- What is being asked: Reproduce the records below in full and exactly, without their images.

- Information shown:
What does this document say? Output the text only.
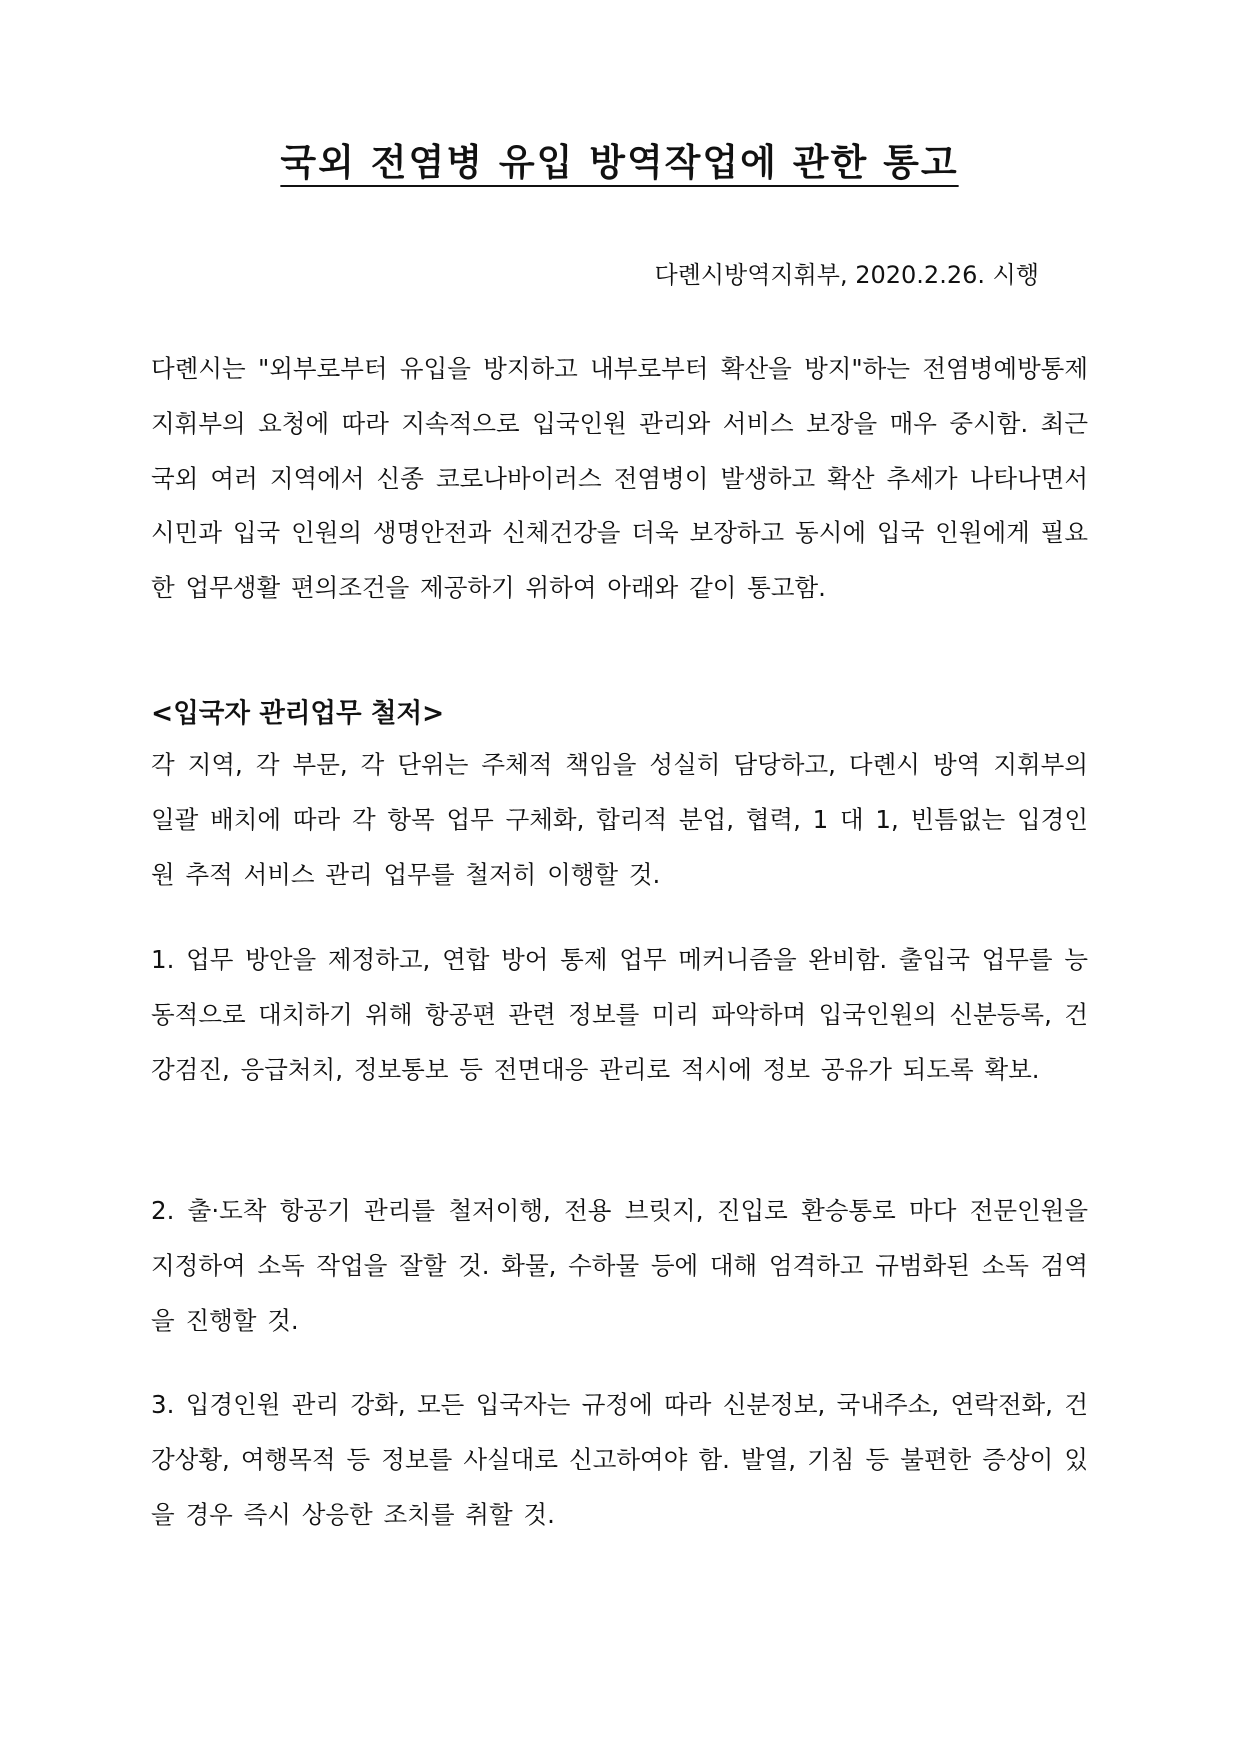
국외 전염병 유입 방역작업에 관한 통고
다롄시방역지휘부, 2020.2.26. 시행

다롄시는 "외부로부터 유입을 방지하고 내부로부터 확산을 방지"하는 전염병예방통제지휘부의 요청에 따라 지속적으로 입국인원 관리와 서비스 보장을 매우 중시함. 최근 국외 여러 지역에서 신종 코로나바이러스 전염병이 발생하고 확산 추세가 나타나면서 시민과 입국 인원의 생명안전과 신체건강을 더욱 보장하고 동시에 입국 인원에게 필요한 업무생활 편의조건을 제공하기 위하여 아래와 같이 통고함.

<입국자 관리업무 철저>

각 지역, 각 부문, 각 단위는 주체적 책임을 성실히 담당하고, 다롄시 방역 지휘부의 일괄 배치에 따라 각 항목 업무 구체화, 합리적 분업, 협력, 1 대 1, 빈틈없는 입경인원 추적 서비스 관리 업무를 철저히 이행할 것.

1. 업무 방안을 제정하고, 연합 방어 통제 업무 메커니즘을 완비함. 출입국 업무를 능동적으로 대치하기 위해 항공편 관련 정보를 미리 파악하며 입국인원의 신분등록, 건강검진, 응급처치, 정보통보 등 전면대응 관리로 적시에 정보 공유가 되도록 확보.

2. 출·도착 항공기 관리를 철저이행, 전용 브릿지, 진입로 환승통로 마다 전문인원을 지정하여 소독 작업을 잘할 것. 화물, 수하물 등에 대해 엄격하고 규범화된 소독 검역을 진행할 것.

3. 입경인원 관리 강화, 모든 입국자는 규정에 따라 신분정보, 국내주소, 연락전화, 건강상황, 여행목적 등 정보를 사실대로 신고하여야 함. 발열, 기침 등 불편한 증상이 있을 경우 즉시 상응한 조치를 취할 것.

- Reply to the exercise:
What does this document say? Output the text only.
국외 전염병 유입 방역작업에 관한 통고
다롄시방역지휘부, 2020.2.26. 시행

다롄시는 "외부로부터 유입을 방지하고 내부로부터 확산을 방지"하는 전염병예방통제지휘부의 요청에 따라 지속적으로 입국인원 관리와 서비스 보장을 매우 중시함. 최근 국외 여러 지역에서 신종 코로나바이러스 전염병이 발생하고 확산 추세가 나타나면서 시민과 입국 인원의 생명안전과 신체건강을 더욱 보장하고 동시에 입국 인원에게 필요한 업무생활 편의조건을 제공하기 위하여 아래와 같이 통고함.

<입국자 관리업무 철저>

각 지역, 각 부문, 각 단위는 주체적 책임을 성실히 담당하고, 다롄시 방역 지휘부의 일괄 배치에 따라 각 항목 업무 구체화, 합리적 분업, 협력, 1 대 1, 빈틈없는 입경인원 추적 서비스 관리 업무를 철저히 이행할 것.

1. 업무 방안을 제정하고, 연합 방어 통제 업무 메커니즘을 완비함. 출입국 업무를 능동적으로 대치하기 위해 항공편 관련 정보를 미리 파악하며 입국인원의 신분등록, 건강검진, 응급처치, 정보통보 등 전면대응 관리로 적시에 정보 공유가 되도록 확보.

2. 출·도착 항공기 관리를 철저이행, 전용 브릿지, 진입로 환승통로 마다 전문인원을 지정하여 소독 작업을 잘할 것. 화물, 수하물 등에 대해 엄격하고 규범화된 소독 검역을 진행할 것.

3. 입경인원 관리 강화, 모든 입국자는 규정에 따라 신분정보, 국내주소, 연락전화, 건강상황, 여행목적 등 정보를 사실대로 신고하여야 함. 발열, 기침 등 불편한 증상이 있을 경우 즉시 상응한 조치를 취할 것.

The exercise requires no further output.